Directions for this task: Whenever a line below holds the word "xlabel", copy that line.

****

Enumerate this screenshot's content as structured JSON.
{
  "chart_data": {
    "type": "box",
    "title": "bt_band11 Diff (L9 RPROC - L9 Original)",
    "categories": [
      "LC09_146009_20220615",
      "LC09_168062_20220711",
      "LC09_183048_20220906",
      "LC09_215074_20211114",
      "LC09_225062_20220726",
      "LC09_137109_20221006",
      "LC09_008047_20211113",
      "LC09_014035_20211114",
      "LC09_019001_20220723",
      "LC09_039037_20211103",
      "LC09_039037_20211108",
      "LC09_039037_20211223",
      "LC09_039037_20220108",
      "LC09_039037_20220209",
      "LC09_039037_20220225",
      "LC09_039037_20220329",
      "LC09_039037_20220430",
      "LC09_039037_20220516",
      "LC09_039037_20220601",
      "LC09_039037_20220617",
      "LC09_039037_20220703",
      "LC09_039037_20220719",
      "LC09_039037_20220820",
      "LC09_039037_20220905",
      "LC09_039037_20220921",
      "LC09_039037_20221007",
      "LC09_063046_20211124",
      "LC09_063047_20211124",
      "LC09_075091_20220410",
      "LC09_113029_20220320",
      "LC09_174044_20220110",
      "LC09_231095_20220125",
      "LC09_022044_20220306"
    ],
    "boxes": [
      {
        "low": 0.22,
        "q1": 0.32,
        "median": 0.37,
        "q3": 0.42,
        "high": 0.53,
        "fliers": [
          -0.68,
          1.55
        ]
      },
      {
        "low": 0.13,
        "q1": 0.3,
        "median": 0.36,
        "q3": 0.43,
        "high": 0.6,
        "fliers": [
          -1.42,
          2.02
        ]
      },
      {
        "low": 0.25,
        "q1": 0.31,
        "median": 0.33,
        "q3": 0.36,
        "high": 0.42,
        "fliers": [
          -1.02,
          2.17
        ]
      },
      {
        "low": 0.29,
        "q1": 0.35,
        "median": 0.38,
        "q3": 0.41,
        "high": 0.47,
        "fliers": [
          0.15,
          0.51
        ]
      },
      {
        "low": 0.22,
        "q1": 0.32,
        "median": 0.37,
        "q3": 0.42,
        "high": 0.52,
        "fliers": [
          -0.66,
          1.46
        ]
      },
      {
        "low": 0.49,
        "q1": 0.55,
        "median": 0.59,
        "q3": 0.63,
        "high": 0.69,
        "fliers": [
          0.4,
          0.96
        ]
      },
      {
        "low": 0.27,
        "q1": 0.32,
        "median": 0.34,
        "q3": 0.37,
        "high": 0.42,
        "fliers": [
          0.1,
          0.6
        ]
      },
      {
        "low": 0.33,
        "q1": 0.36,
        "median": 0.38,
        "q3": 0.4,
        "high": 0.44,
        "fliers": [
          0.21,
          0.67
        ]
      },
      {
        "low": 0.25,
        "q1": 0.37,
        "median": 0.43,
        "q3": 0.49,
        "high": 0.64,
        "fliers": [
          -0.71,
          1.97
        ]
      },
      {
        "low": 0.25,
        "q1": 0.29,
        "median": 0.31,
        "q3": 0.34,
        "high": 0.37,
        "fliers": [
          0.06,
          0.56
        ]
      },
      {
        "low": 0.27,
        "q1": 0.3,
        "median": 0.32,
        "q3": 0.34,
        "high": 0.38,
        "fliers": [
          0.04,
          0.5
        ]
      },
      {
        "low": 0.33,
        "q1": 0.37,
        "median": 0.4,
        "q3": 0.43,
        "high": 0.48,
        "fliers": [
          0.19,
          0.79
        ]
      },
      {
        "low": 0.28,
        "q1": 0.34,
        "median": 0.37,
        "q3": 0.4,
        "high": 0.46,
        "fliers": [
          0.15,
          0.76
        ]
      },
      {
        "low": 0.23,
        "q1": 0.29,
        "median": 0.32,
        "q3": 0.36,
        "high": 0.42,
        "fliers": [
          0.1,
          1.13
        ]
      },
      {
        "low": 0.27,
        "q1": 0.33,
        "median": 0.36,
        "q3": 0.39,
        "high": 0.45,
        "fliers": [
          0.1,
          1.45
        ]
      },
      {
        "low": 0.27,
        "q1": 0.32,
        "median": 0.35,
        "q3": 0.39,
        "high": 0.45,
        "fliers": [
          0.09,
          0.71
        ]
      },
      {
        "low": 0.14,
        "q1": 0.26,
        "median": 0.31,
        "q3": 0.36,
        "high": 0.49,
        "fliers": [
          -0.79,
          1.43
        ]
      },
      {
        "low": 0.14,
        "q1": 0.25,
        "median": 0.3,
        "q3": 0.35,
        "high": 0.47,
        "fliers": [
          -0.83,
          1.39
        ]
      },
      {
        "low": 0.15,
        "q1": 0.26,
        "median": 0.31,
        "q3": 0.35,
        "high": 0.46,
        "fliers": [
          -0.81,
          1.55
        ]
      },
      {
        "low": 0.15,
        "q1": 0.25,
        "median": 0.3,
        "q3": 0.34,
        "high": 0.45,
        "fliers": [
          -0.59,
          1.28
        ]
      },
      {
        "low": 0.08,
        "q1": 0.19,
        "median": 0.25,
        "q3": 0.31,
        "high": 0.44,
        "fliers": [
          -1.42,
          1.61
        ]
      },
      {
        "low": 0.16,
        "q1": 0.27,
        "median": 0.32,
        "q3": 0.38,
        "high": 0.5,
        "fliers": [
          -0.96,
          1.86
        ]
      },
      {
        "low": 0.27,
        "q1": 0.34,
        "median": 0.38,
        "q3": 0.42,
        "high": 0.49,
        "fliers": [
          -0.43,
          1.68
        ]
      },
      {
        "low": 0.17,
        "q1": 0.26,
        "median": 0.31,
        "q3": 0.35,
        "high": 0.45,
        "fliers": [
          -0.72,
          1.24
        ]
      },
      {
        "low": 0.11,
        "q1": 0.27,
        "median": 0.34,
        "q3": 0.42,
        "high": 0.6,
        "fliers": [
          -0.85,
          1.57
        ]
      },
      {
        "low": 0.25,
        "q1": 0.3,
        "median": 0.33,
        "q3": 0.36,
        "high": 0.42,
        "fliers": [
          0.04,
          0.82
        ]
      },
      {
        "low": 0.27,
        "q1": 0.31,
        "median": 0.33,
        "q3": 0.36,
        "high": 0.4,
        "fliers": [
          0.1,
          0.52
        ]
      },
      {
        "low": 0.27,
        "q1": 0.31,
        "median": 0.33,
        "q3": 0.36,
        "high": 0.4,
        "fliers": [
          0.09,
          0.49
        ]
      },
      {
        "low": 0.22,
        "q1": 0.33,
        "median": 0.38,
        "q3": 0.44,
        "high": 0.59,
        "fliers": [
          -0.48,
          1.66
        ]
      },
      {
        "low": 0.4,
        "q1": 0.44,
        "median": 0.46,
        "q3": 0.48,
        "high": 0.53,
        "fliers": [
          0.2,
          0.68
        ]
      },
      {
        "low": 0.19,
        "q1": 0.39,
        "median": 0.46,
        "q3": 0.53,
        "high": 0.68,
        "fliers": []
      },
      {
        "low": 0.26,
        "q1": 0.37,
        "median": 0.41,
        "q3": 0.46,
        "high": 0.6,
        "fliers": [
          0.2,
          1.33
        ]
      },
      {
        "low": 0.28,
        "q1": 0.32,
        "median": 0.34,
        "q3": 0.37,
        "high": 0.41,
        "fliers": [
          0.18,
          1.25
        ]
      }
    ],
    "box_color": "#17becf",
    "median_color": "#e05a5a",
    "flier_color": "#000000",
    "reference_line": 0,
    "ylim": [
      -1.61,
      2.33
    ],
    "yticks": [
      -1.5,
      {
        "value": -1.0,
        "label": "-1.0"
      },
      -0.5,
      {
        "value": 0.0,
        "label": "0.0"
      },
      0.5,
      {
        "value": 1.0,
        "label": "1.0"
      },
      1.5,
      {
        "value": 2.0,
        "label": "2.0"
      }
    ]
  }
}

****

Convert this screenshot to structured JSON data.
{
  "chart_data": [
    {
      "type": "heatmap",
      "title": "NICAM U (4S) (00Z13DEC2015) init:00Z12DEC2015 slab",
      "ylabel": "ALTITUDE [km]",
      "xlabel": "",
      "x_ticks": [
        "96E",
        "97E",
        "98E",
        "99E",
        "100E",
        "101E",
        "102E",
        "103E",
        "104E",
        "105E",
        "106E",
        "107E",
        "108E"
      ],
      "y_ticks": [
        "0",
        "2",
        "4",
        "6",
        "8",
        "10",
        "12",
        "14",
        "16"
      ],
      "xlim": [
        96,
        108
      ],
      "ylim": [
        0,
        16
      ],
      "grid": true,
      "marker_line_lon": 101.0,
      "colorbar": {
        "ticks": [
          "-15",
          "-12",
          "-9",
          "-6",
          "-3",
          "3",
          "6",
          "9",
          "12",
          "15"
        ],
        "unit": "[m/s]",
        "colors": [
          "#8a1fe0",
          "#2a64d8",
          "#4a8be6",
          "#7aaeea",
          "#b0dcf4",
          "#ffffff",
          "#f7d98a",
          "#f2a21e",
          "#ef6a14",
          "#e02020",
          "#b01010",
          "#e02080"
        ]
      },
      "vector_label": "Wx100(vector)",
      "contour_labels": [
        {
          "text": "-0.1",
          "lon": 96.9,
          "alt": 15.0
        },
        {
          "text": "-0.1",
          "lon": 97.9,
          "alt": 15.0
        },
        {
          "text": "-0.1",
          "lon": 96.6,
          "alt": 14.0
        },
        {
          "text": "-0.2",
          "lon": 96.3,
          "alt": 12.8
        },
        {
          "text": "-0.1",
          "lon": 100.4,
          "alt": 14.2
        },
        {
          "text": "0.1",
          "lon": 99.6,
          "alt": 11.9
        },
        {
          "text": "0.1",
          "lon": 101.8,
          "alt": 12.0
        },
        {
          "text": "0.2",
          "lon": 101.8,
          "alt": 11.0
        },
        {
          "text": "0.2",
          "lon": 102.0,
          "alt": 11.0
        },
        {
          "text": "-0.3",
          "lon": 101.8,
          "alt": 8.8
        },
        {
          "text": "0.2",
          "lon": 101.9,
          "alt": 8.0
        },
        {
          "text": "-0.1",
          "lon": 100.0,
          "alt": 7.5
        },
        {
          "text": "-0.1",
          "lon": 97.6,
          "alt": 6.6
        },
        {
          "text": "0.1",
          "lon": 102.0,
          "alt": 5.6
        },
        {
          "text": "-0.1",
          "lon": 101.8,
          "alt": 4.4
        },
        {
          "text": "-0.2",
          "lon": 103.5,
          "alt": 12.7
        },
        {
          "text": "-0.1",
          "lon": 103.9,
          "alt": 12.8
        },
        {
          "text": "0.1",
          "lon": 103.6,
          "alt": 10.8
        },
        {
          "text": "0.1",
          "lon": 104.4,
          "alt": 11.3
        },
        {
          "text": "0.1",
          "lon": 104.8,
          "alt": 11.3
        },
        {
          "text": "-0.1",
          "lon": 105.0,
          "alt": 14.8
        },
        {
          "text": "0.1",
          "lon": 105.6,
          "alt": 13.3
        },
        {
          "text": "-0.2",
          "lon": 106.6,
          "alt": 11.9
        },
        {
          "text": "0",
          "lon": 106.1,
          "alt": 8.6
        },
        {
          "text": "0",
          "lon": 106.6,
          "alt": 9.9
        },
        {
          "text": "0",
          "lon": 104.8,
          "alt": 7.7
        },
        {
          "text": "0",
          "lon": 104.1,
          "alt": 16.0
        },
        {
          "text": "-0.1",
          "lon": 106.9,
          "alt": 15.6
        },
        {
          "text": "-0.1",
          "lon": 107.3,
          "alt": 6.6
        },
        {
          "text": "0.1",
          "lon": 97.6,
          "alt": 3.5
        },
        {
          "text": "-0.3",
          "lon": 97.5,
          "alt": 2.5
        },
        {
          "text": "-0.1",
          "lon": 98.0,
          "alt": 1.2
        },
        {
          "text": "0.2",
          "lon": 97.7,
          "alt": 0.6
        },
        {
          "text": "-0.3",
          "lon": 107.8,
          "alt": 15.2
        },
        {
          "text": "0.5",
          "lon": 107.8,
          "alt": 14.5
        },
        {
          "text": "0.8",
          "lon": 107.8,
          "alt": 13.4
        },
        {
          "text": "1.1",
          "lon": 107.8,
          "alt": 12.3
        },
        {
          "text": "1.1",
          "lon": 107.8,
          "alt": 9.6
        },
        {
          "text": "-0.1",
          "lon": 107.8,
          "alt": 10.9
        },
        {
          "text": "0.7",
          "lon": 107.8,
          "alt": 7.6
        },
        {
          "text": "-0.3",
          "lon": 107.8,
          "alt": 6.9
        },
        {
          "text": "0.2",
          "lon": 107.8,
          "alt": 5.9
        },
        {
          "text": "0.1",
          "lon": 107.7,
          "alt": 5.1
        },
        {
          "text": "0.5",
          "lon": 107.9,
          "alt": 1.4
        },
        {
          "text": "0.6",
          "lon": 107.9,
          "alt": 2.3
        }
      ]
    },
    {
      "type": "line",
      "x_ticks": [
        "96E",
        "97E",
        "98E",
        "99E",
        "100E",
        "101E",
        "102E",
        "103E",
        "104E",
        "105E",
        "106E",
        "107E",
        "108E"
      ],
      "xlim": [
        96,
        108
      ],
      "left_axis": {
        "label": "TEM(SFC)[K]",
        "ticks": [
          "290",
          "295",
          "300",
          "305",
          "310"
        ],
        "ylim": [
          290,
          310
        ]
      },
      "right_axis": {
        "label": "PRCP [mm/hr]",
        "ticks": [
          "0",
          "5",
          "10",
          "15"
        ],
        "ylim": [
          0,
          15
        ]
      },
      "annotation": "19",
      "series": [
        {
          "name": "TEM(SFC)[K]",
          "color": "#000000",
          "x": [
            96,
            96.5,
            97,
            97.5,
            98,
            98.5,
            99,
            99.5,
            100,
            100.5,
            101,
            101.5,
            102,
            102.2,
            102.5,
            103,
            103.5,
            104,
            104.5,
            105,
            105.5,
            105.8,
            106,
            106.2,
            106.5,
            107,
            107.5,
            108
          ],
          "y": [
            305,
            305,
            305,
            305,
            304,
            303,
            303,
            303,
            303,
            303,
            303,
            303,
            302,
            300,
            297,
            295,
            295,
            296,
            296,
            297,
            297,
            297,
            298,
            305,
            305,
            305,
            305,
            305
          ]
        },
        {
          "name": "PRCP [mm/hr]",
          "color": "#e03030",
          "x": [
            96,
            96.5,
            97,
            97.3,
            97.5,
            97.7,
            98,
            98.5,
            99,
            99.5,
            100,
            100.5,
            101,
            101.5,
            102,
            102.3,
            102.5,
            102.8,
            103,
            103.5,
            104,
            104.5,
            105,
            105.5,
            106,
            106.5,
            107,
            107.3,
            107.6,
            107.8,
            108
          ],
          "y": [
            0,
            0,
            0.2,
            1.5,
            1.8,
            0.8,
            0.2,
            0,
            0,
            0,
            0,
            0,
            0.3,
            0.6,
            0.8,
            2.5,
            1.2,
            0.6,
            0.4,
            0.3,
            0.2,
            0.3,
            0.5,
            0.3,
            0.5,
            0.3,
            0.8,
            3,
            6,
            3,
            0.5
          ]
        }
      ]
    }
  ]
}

****

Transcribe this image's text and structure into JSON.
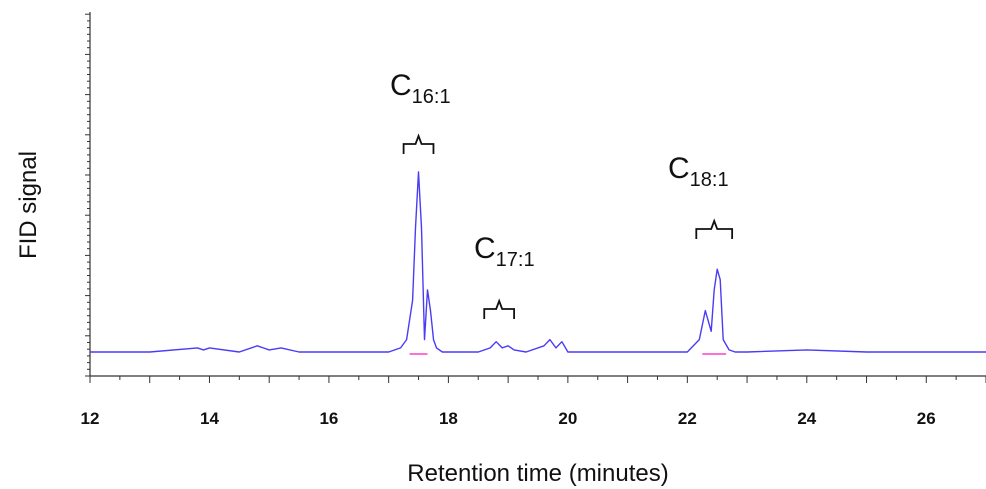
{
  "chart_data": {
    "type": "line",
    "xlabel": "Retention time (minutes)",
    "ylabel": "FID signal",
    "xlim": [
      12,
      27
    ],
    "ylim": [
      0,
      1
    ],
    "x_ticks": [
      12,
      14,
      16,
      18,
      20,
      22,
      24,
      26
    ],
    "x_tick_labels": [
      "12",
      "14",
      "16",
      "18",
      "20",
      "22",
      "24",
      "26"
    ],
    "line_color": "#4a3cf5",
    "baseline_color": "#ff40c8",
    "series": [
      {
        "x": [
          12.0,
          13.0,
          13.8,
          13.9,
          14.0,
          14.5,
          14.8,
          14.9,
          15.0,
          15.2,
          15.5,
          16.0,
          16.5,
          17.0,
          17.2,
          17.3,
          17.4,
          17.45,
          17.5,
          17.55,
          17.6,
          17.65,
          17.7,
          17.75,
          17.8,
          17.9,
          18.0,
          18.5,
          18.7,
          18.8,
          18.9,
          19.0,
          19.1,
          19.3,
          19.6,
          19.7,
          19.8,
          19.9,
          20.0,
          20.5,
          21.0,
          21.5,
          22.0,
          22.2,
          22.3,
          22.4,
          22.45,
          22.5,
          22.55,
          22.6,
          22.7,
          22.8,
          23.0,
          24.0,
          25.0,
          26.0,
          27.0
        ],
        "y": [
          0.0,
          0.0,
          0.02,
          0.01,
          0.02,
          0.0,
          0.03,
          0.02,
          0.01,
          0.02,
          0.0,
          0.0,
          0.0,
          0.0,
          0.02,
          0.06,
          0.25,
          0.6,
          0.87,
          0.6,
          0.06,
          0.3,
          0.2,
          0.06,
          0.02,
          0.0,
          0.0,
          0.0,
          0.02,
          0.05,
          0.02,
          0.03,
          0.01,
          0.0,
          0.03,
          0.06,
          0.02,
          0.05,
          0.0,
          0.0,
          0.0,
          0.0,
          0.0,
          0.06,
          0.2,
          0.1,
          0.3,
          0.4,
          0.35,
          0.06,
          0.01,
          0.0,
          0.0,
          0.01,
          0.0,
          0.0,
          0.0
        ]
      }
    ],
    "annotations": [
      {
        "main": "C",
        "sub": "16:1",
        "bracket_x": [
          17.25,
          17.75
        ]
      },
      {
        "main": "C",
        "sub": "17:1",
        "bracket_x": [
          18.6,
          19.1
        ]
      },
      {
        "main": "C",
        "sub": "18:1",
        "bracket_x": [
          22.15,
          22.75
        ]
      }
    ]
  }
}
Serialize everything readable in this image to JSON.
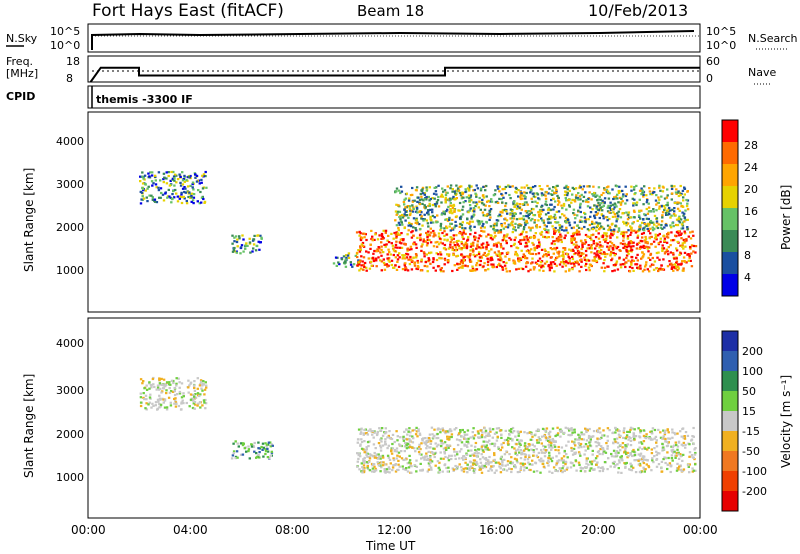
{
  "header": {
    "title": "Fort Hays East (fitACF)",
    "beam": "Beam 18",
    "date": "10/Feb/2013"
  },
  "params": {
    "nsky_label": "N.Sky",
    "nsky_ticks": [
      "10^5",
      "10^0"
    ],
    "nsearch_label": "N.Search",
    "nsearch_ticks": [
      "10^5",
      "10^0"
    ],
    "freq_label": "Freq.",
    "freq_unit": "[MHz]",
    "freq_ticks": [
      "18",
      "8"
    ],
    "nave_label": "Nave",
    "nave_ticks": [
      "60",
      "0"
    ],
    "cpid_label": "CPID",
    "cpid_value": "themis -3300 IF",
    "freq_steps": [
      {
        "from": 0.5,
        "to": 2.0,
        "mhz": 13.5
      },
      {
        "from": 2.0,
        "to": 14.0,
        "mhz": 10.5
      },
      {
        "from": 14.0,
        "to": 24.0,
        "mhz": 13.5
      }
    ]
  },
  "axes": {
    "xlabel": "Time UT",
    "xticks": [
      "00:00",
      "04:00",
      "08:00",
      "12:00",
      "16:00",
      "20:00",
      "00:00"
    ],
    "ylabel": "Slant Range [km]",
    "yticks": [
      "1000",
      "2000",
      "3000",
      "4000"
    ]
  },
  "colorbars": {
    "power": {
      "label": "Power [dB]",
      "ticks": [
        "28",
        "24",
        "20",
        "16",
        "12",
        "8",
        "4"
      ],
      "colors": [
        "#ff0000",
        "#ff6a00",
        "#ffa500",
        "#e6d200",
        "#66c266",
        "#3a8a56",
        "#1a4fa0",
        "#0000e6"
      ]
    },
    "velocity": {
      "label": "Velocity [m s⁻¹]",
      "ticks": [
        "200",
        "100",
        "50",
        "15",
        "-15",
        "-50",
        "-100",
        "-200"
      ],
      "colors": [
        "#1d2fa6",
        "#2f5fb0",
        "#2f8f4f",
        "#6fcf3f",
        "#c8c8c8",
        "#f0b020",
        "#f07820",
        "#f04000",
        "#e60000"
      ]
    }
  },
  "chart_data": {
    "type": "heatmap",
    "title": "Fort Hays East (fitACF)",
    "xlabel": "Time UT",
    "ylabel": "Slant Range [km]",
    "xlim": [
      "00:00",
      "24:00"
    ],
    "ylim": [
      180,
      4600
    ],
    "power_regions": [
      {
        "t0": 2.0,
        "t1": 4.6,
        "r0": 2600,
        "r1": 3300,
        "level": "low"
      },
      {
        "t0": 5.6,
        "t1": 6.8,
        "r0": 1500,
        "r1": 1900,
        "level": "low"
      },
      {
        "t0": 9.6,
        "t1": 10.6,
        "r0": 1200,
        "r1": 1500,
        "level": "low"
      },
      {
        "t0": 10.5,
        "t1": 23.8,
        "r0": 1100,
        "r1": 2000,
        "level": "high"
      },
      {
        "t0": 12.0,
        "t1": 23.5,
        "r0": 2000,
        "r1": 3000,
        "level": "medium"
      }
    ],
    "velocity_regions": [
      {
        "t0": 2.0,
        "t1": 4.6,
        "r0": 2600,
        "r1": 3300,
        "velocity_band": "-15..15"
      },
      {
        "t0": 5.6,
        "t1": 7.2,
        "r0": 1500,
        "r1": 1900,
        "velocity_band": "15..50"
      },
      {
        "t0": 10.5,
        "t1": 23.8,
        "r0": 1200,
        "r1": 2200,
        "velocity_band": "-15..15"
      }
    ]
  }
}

****

Correct answer:
      "xlabel": "",
    "xlabel": "Retention time (minutes)",
    "xlabel": "Time UT",
    "xlabel": "Time UT",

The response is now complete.